▶ TASK OBJECTIVE
Report the count of lines holding "Figure" in the records, with no other words.
[Start]
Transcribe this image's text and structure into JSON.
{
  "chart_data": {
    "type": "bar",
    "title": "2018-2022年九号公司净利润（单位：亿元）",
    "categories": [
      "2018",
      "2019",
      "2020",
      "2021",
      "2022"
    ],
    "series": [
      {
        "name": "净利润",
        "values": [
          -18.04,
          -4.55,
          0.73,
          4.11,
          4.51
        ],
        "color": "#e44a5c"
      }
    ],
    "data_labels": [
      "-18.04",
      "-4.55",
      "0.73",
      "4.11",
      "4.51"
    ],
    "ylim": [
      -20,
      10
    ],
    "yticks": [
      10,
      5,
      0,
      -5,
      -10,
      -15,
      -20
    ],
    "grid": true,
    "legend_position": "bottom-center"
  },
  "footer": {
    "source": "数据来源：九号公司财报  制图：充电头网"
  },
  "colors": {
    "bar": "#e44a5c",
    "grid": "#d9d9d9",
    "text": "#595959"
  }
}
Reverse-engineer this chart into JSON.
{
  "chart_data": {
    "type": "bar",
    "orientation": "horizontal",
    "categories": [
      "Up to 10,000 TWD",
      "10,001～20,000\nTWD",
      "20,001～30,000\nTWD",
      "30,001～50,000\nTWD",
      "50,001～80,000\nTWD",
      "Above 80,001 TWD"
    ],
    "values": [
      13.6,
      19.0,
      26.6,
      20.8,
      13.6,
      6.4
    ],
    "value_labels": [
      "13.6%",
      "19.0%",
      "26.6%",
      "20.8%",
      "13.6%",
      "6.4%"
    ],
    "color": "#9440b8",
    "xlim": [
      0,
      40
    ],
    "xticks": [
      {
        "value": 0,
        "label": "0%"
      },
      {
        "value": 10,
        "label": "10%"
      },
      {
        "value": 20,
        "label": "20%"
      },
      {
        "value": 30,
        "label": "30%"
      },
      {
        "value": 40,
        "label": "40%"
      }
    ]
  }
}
[End]
[Start]
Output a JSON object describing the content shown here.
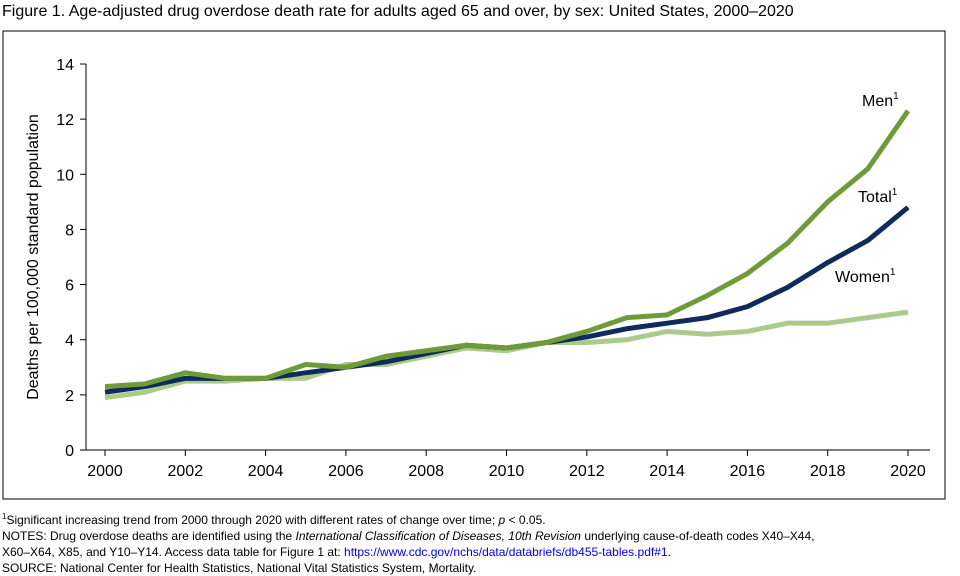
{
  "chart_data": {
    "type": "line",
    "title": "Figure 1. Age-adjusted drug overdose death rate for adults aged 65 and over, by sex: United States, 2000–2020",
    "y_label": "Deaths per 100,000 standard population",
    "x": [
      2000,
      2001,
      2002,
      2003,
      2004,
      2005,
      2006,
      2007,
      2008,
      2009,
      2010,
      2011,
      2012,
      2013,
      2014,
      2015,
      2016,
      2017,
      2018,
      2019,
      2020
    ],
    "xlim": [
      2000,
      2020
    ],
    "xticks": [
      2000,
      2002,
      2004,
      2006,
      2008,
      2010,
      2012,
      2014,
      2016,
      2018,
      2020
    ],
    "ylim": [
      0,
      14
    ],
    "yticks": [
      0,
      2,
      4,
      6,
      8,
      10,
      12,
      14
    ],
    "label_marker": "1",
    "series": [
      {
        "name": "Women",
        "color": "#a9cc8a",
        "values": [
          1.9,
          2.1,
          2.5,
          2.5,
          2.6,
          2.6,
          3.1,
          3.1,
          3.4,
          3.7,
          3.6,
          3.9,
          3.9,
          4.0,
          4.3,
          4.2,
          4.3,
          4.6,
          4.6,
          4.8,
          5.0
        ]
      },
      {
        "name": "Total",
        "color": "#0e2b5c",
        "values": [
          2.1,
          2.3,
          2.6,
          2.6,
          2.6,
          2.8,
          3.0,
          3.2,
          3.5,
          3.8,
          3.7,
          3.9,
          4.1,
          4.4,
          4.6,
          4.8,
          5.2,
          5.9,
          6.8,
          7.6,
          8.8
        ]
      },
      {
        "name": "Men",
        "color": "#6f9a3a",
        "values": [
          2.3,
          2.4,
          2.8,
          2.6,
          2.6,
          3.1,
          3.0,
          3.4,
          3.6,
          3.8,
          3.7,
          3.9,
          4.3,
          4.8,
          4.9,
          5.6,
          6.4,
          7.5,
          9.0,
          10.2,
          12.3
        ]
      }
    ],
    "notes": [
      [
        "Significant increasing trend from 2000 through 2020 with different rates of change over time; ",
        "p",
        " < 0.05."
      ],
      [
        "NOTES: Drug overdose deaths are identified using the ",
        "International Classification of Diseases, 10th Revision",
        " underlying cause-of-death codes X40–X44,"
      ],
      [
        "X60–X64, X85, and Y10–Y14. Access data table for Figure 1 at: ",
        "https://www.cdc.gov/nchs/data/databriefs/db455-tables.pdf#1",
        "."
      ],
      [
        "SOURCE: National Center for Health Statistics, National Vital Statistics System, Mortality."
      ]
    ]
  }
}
[End]
▶ REPLY TO THE TASK
2